(Task) Reproduce the listing below verbatim.
═════ Data provided
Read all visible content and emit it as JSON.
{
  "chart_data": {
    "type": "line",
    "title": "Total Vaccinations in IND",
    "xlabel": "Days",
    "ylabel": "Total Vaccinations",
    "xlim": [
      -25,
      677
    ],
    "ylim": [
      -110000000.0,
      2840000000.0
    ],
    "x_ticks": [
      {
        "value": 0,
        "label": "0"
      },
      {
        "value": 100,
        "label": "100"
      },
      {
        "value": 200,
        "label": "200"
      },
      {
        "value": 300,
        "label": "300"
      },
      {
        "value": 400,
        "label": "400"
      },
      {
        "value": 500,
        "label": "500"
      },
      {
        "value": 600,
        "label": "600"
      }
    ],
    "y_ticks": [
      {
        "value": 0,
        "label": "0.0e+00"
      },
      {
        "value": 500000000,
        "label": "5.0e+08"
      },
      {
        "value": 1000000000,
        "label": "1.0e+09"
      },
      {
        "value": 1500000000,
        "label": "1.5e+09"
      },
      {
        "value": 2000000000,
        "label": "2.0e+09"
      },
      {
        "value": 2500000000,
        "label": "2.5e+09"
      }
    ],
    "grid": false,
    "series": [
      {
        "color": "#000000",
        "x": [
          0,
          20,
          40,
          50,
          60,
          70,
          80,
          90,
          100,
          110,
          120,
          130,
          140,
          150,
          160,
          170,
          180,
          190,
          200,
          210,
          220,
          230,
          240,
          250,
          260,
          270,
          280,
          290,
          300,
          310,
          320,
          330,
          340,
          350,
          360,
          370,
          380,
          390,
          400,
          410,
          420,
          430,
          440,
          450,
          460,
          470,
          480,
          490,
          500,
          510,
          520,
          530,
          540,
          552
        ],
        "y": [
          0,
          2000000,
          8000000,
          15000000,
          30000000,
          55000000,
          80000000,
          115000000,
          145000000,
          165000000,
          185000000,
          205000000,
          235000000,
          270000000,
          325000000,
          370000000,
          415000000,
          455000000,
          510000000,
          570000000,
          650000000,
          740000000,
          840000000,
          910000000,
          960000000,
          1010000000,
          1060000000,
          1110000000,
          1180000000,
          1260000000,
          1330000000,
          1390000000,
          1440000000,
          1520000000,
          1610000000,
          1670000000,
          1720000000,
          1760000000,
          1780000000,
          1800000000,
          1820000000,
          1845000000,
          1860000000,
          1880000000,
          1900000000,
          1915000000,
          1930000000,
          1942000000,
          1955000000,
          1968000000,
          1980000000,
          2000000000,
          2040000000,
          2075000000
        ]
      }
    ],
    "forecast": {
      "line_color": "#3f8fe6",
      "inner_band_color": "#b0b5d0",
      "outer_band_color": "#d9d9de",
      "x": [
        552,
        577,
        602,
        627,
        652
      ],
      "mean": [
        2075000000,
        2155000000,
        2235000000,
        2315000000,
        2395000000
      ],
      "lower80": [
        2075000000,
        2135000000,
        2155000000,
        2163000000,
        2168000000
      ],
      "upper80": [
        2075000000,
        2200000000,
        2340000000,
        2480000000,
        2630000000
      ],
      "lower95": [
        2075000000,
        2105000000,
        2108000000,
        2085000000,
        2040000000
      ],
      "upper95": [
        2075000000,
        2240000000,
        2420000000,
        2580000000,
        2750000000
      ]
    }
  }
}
══════════
(Result for this exercise)
Read all visible content and emit it as JSON.
{
  "chart_data": {
    "type": "line",
    "title": "Total Vaccinations in IND",
    "xlabel": "Days",
    "ylabel": "Total Vaccinations",
    "xlim": [
      -25,
      677
    ],
    "ylim": [
      -110000000.0,
      2840000000.0
    ],
    "x_ticks": [
      {
        "value": 0,
        "label": "0"
      },
      {
        "value": 100,
        "label": "100"
      },
      {
        "value": 200,
        "label": "200"
      },
      {
        "value": 300,
        "label": "300"
      },
      {
        "value": 400,
        "label": "400"
      },
      {
        "value": 500,
        "label": "500"
      },
      {
        "value": 600,
        "label": "600"
      }
    ],
    "y_ticks": [
      {
        "value": 0,
        "label": "0.0e+00"
      },
      {
        "value": 500000000,
        "label": "5.0e+08"
      },
      {
        "value": 1000000000,
        "label": "1.0e+09"
      },
      {
        "value": 1500000000,
        "label": "1.5e+09"
      },
      {
        "value": 2000000000,
        "label": "2.0e+09"
      },
      {
        "value": 2500000000,
        "label": "2.5e+09"
      }
    ],
    "grid": false,
    "series": [
      {
        "color": "#000000",
        "x": [
          0,
          20,
          40,
          50,
          60,
          70,
          80,
          90,
          100,
          110,
          120,
          130,
          140,
          150,
          160,
          170,
          180,
          190,
          200,
          210,
          220,
          230,
          240,
          250,
          260,
          270,
          280,
          290,
          300,
          310,
          320,
          330,
          340,
          350,
          360,
          370,
          380,
          390,
          400,
          410,
          420,
          430,
          440,
          450,
          460,
          470,
          480,
          490,
          500,
          510,
          520,
          530,
          540,
          552
        ],
        "y": [
          0,
          2000000,
          8000000,
          15000000,
          30000000,
          55000000,
          80000000,
          115000000,
          145000000,
          165000000,
          185000000,
          205000000,
          235000000,
          270000000,
          325000000,
          370000000,
          415000000,
          455000000,
          510000000,
          570000000,
          650000000,
          740000000,
          840000000,
          910000000,
          960000000,
          1010000000,
          1060000000,
          1110000000,
          1180000000,
          1260000000,
          1330000000,
          1390000000,
          1440000000,
          1520000000,
          1610000000,
          1670000000,
          1720000000,
          1760000000,
          1780000000,
          1800000000,
          1820000000,
          1845000000,
          1860000000,
          1880000000,
          1900000000,
          1915000000,
          1930000000,
          1942000000,
          1955000000,
          1968000000,
          1980000000,
          2000000000,
          2040000000,
          2075000000
        ]
      }
    ],
    "forecast": {
      "line_color": "#3f8fe6",
      "inner_band_color": "#b0b5d0",
      "outer_band_color": "#d9d9de",
      "x": [
        552,
        577,
        602,
        627,
        652
      ],
      "mean": [
        2075000000,
        2155000000,
        2235000000,
        2315000000,
        2395000000
      ],
      "lower80": [
        2075000000,
        2135000000,
        2155000000,
        2163000000,
        2168000000
      ],
      "upper80": [
        2075000000,
        2200000000,
        2340000000,
        2480000000,
        2630000000
      ],
      "lower95": [
        2075000000,
        2105000000,
        2108000000,
        2085000000,
        2040000000
      ],
      "upper95": [
        2075000000,
        2240000000,
        2420000000,
        2580000000,
        2750000000
      ]
    }
  }
}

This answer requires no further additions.